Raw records
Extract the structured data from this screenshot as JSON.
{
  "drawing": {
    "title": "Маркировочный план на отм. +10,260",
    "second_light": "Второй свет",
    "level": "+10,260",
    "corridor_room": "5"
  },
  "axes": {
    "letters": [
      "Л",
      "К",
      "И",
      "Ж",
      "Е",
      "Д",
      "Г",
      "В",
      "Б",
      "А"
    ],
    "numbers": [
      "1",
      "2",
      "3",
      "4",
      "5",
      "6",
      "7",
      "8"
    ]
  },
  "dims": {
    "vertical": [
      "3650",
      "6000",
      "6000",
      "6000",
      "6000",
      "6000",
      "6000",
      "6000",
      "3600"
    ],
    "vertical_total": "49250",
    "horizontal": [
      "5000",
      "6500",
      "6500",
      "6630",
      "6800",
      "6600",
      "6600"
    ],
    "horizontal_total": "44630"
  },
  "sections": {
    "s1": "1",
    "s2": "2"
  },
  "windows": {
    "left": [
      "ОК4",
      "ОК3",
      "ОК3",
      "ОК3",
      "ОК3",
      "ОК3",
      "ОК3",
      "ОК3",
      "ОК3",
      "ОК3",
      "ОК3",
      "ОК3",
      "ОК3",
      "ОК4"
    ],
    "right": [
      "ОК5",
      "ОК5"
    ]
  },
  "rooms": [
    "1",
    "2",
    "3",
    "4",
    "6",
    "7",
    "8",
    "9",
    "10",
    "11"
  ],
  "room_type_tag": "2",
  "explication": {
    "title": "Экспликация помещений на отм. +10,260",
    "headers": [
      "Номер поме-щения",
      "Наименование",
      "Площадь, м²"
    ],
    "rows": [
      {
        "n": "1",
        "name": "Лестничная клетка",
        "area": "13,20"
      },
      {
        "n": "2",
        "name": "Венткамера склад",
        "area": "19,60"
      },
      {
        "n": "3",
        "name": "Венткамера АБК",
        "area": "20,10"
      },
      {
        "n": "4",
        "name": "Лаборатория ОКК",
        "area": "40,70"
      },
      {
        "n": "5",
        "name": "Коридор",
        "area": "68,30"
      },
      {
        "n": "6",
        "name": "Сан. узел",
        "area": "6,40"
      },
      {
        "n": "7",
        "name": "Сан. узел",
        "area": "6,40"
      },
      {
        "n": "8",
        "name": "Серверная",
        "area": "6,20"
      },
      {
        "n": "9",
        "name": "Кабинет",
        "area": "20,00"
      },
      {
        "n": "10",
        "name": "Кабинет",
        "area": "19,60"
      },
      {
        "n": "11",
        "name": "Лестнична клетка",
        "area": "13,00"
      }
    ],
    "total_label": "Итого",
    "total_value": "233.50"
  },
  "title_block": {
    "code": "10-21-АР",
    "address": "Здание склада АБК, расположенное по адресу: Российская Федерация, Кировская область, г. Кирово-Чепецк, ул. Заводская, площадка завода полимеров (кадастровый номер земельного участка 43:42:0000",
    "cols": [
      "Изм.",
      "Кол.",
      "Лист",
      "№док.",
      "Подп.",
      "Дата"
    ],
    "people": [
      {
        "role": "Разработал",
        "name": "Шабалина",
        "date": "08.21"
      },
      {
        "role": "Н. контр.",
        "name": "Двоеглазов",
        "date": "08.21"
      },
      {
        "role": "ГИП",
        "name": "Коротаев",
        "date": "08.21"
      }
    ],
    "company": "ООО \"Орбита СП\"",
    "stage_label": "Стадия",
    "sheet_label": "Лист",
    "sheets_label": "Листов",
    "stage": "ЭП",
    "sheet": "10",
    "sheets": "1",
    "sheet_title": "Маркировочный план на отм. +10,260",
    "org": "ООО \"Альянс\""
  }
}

→ **STATED TASK**
From the entries, copy out each line containing the word "role".

→ **WRITTEN SOLUTION**
        "role": "Разработал",
        "role": "Н. контр.",
        "role": "ГИП",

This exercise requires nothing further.